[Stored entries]
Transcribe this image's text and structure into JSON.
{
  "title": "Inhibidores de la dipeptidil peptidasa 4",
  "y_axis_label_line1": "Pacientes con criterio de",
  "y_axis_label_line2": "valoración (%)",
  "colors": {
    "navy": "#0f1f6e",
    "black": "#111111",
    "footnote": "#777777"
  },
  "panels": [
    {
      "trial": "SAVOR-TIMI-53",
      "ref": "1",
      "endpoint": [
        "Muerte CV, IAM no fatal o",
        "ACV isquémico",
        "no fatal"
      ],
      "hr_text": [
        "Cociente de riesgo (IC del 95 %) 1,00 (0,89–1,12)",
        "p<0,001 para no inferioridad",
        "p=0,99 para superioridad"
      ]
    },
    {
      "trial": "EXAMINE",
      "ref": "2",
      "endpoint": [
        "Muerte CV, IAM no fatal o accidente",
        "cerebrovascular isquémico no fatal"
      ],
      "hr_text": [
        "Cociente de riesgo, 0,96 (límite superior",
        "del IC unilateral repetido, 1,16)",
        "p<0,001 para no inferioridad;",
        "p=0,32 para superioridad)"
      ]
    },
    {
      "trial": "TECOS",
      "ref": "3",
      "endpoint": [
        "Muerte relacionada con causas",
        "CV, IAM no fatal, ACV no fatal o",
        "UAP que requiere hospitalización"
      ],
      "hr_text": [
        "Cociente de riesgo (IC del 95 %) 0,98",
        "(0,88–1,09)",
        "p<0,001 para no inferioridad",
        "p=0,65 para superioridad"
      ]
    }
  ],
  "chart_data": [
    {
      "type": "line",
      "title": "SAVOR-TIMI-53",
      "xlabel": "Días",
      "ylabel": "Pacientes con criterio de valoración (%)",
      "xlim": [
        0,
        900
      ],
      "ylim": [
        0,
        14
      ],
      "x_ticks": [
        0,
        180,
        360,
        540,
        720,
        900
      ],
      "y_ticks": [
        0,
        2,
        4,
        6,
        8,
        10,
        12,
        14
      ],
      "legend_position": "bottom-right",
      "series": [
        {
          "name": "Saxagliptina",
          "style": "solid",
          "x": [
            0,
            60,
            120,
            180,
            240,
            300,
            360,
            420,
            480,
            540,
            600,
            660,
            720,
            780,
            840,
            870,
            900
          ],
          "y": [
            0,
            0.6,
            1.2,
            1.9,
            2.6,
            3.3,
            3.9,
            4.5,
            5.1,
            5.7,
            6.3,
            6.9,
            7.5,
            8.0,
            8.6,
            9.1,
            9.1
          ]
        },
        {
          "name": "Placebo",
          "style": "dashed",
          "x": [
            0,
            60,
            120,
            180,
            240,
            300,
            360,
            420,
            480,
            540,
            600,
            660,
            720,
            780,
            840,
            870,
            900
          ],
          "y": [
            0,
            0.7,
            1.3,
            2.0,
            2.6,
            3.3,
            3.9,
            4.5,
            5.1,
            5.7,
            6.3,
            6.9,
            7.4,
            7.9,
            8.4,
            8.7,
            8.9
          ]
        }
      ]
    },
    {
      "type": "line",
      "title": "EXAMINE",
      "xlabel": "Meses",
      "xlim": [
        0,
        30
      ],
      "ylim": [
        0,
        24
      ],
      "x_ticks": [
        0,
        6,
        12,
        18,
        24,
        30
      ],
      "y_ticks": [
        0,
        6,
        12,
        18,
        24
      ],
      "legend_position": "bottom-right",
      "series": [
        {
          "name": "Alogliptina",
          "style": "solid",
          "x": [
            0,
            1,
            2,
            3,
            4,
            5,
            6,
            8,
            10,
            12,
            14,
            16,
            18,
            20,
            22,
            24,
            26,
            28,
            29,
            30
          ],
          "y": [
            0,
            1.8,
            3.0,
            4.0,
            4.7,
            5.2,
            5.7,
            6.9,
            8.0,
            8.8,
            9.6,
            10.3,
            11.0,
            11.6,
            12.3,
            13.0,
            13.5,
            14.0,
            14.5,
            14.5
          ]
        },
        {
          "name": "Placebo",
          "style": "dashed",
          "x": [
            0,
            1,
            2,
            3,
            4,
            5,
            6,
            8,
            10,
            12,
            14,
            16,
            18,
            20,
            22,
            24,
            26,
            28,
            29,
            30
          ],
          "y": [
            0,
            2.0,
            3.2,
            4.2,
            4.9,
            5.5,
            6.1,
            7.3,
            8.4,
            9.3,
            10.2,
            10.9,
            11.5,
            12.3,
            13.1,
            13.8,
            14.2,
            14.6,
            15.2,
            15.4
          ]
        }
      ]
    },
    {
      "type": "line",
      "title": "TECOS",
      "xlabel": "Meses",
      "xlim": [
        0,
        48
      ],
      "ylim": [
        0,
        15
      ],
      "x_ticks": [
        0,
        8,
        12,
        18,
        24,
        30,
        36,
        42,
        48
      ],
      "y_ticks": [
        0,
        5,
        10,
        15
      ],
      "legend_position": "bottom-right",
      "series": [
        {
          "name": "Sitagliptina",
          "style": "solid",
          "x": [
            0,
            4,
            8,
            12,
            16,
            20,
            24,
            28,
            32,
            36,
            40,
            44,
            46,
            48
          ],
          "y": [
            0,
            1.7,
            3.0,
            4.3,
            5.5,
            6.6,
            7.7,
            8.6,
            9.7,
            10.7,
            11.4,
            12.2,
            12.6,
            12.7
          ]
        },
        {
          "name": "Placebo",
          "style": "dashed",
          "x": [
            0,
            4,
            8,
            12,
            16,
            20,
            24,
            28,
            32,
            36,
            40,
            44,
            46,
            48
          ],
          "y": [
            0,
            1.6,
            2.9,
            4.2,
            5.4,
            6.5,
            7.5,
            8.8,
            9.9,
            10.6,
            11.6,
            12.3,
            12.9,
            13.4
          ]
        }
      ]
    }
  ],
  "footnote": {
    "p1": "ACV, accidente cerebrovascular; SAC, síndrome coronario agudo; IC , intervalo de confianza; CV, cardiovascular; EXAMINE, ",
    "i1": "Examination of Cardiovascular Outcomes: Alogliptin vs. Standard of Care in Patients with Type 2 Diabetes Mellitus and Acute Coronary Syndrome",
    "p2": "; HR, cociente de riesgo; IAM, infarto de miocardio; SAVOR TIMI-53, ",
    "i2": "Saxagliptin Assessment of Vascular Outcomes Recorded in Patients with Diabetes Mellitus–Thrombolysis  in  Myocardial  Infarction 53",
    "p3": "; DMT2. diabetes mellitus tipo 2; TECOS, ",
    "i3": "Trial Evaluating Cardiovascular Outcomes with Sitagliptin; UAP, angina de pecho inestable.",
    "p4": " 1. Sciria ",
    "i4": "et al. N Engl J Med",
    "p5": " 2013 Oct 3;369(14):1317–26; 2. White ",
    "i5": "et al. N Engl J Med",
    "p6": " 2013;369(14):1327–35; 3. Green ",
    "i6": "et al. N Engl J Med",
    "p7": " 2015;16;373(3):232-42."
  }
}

▶ What you are asked to do: Read through the entries above, and wherever a line holds the string "Muerte", copy it.

▶ Response below:
        "Muerte CV, IAM no fatal o",
        "Muerte CV, IAM no fatal o accidente",
        "Muerte relacionada con causas",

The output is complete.